Task brief →
Each line of the material must be returned exactly.

Records provided →
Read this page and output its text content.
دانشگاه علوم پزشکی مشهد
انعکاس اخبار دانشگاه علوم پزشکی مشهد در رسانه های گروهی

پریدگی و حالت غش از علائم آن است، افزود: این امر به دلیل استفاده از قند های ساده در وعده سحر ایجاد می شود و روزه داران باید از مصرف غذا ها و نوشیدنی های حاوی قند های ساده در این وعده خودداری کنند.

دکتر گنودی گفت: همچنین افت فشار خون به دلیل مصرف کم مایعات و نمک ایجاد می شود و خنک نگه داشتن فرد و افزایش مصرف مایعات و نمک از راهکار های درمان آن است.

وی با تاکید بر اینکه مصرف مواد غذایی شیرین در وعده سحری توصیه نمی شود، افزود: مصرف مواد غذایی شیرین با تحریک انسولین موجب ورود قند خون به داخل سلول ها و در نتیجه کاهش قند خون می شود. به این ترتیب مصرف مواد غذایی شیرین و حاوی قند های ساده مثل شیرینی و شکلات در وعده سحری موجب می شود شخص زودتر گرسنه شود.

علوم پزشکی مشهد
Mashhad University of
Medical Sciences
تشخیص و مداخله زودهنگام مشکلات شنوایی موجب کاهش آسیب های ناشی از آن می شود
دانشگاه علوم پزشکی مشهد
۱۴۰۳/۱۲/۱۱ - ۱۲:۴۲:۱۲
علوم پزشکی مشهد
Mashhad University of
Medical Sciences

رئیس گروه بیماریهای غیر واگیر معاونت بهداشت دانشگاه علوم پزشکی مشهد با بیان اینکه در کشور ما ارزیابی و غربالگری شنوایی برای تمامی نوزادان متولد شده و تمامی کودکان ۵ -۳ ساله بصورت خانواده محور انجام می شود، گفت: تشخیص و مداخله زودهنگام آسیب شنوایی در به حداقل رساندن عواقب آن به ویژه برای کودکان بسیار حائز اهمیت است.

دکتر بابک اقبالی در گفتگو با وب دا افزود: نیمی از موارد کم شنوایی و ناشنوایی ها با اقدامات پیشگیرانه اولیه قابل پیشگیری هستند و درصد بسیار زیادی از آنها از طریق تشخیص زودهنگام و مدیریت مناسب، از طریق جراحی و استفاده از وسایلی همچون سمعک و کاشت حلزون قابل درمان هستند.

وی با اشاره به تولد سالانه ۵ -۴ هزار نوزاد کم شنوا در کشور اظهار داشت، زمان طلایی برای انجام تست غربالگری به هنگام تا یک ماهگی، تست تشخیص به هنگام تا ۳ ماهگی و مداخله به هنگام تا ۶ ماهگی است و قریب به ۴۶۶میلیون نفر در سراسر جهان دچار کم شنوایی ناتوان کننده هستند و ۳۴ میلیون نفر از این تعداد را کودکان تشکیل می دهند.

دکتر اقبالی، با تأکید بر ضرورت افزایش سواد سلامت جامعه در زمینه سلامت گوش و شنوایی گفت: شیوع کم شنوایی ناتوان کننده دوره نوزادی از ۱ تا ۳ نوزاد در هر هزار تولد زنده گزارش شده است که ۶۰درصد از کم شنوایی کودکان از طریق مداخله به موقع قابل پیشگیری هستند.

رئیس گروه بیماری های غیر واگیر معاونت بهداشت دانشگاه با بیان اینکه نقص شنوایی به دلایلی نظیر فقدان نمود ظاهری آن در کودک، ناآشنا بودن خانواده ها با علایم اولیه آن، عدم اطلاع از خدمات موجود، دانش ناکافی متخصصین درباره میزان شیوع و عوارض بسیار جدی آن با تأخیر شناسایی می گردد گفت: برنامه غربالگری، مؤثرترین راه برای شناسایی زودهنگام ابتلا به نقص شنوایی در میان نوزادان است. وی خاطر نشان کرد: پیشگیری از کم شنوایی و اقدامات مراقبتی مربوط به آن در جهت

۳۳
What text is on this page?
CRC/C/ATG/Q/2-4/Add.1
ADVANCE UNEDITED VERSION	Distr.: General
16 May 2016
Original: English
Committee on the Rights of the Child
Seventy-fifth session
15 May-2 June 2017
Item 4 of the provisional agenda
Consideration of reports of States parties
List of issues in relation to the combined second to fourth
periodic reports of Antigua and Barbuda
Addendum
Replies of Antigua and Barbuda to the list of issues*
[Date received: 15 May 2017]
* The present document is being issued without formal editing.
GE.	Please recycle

Finished answer →
Read this page and output its text content.
دانشگاه علوم پزشکی مشهد
انعکاس اخبار دانشگاه علوم پزشکی مشهد در رسانه های گروهی

پریدگی و حالت غش از علائم آن است، افزود: این امر به دلیل استفاده از قند های ساده در وعده سحر ایجاد می شود و روزه داران باید از مصرف غذا ها و نوشیدنی های حاوی قند های ساده در این وعده خودداری کنند.

دکتر گنودی گفت: همچنین افت فشار خون به دلیل مصرف کم مایعات و نمک ایجاد می شود و خنک نگه داشتن فرد و افزایش مصرف مایعات و نمک از راهکار های درمان آن است.

وی با تاکید بر اینکه مصرف مواد غذایی شیرین در وعده سحری توصیه نمی شود، افزود: مصرف مواد غذایی شیرین با تحریک انسولین موجب ورود قند خون به داخل سلول ها و در نتیجه کاهش قند خون می شود. به این ترتیب مصرف مواد غذایی شیرین و حاوی قند های ساده مثل شیرینی و شکلات در وعده سحری موجب می شود شخص زودتر گرسنه شود.

علوم پزشکی مشهد
Mashhad University of
Medical Sciences
تشخیص و مداخله زودهنگام مشکلات شنوایی موجب کاهش آسیب های ناشی از آن می شود
دانشگاه علوم پزشکی مشهد
۱۴۰۳/۱۲/۱۱ - ۱۲:۴۲:۱۲
علوم پزشکی مشهد
Mashhad University of
Medical Sciences

رئیس گروه بیماریهای غیر واگیر معاونت بهداشت دانشگاه علوم پزشکی مشهد با بیان اینکه در کشور ما ارزیابی و غربالگری شنوایی برای تمامی نوزادان متولد شده و تمامی کودکان ۵ -۳ ساله بصورت خانواده محور انجام می شود، گفت: تشخیص و مداخله زودهنگام آسیب شنوایی در به حداقل رساندن عواقب آن به ویژه برای کودکان بسیار حائز اهمیت است.

دکتر بابک اقبالی در گفتگو با وب دا افزود: نیمی از موارد کم شنوایی و ناشنوایی ها با اقدامات پیشگیرانه اولیه قابل پیشگیری هستند و درصد بسیار زیادی از آنها از طریق تشخیص زودهنگام و مدیریت مناسب، از طریق جراحی و استفاده از وسایلی همچون سمعک و کاشت حلزون قابل درمان هستند.

وی با اشاره به تولد سالانه ۵ -۴ هزار نوزاد کم شنوا در کشور اظهار داشت، زمان طلایی برای انجام تست غربالگری به هنگام تا یک ماهگی، تست تشخیص به هنگام تا ۳ ماهگی و مداخله به هنگام تا ۶ ماهگی است و قریب به ۴۶۶میلیون نفر در سراسر جهان دچار کم شنوایی ناتوان کننده هستند و ۳۴ میلیون نفر از این تعداد را کودکان تشکیل می دهند.

دکتر اقبالی، با تأکید بر ضرورت افزایش سواد سلامت جامعه در زمینه سلامت گوش و شنوایی گفت: شیوع کم شنوایی ناتوان کننده دوره نوزادی از ۱ تا ۳ نوزاد در هر هزار تولد زنده گزارش شده است که ۶۰درصد از کم شنوایی کودکان از طریق مداخله به موقع قابل پیشگیری هستند.

رئیس گروه بیماری های غیر واگیر معاونت بهداشت دانشگاه با بیان اینکه نقص شنوایی به دلایلی نظیر فقدان نمود ظاهری آن در کودک، ناآشنا بودن خانواده ها با علایم اولیه آن، عدم اطلاع از خدمات موجود، دانش ناکافی متخصصین درباره میزان شیوع و عوارض بسیار جدی آن با تأخیر شناسایی می گردد گفت: برنامه غربالگری، مؤثرترین راه برای شناسایی زودهنگام ابتلا به نقص شنوایی در میان نوزادان است. وی خاطر نشان کرد: پیشگیری از کم شنوایی و اقدامات مراقبتی مربوط به آن در جهت

۳۳
What text is on this page?
CRC/C/ATG/Q/2-4/Add.1
ADVANCE UNEDITED VERSION	Distr.: General
16 May 2016
Original: English
Committee on the Rights of the Child
Seventy-fifth session
15 May-2 June 2017
Item 4 of the provisional agenda
Consideration of reports of States parties
List of issues in relation to the combined second to fourth
periodic reports of Antigua and Barbuda
Addendum
Replies of Antigua and Barbuda to the list of issues*
[Date received: 15 May 2017]
* The present document is being issued without formal editing.
GE.	Please recycle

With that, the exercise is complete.